Collected data entries
☆ ☆ ☆ ☆ ☆

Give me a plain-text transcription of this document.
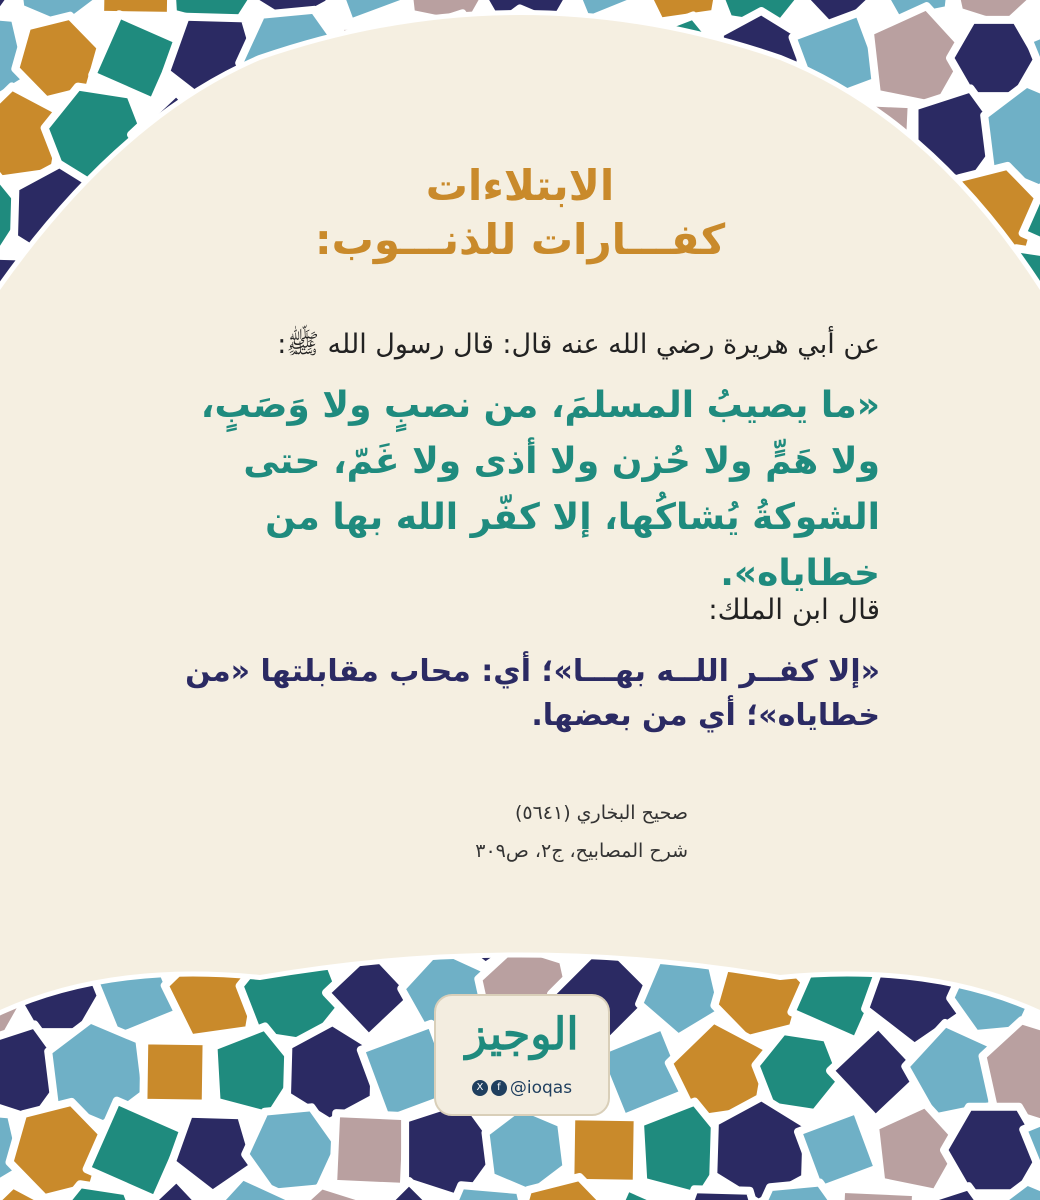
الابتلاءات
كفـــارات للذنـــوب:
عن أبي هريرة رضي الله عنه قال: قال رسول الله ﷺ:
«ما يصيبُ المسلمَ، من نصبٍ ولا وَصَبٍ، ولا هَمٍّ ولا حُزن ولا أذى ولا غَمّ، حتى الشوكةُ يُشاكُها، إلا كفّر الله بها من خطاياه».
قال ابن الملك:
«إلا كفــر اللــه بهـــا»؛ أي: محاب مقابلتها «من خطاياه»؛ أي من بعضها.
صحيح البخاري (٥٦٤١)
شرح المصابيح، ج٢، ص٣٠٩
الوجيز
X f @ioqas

☆ ☆ ☆ ☆ ☆

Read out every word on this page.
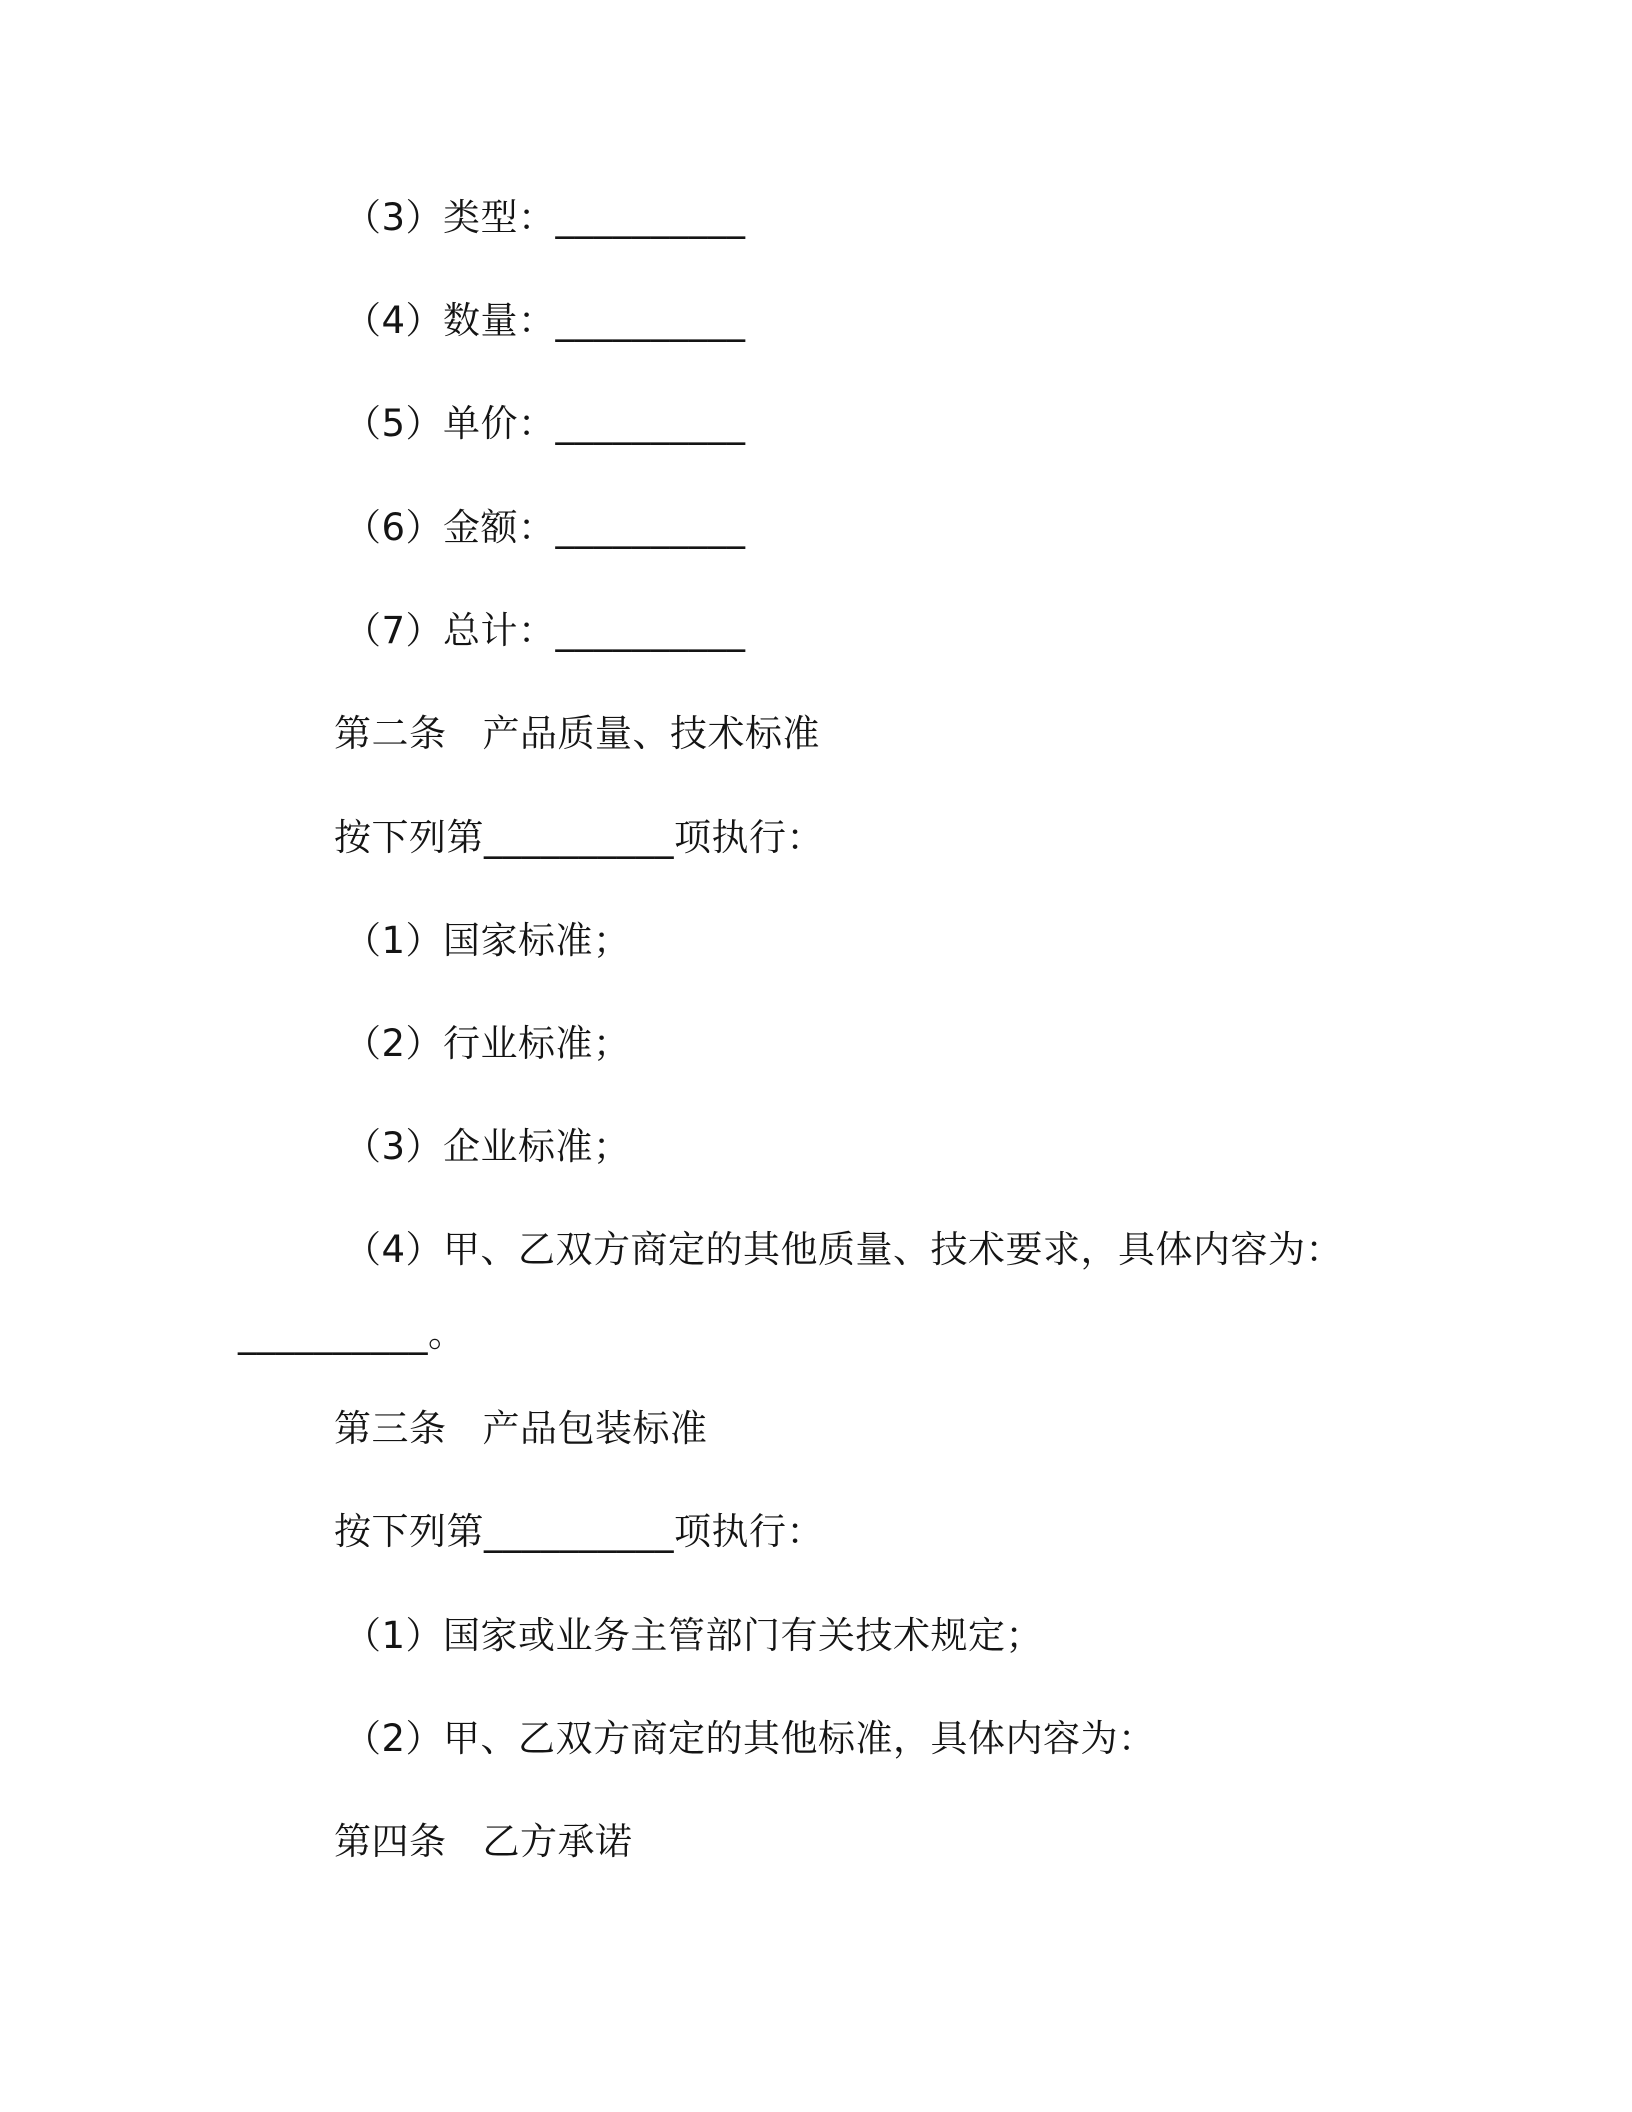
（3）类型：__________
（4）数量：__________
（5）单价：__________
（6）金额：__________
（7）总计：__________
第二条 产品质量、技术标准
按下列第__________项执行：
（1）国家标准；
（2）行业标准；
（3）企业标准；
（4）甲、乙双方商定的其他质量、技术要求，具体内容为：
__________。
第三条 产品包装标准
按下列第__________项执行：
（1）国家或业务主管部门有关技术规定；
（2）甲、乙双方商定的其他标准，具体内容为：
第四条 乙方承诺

☆ ☆ ☆ ☆ ☆

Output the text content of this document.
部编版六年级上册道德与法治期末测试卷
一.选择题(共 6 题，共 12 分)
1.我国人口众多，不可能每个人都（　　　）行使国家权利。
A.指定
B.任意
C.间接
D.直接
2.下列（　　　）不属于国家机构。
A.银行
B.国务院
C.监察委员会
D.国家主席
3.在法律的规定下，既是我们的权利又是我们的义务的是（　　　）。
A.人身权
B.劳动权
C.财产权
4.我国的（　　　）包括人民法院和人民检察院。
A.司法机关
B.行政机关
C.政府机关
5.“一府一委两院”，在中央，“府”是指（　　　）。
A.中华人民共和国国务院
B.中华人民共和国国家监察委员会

☆ ☆ ☆ ☆ ☆

• **Objective**:
In the entries above, find each line with the string "الله" and copy it.

• **In response**:
عن أبي هريرة رضي الله عنه قال: قال رسول الله ﷺ:
«ما يصيبُ المسلمَ، من نصبٍ ولا وَصَبٍ، ولا هَمٍّ ولا حُزن ولا أذى ولا غَمّ، حتى الشوكةُ يُشاكُها، إلا كفّر الله بها من خطاياه».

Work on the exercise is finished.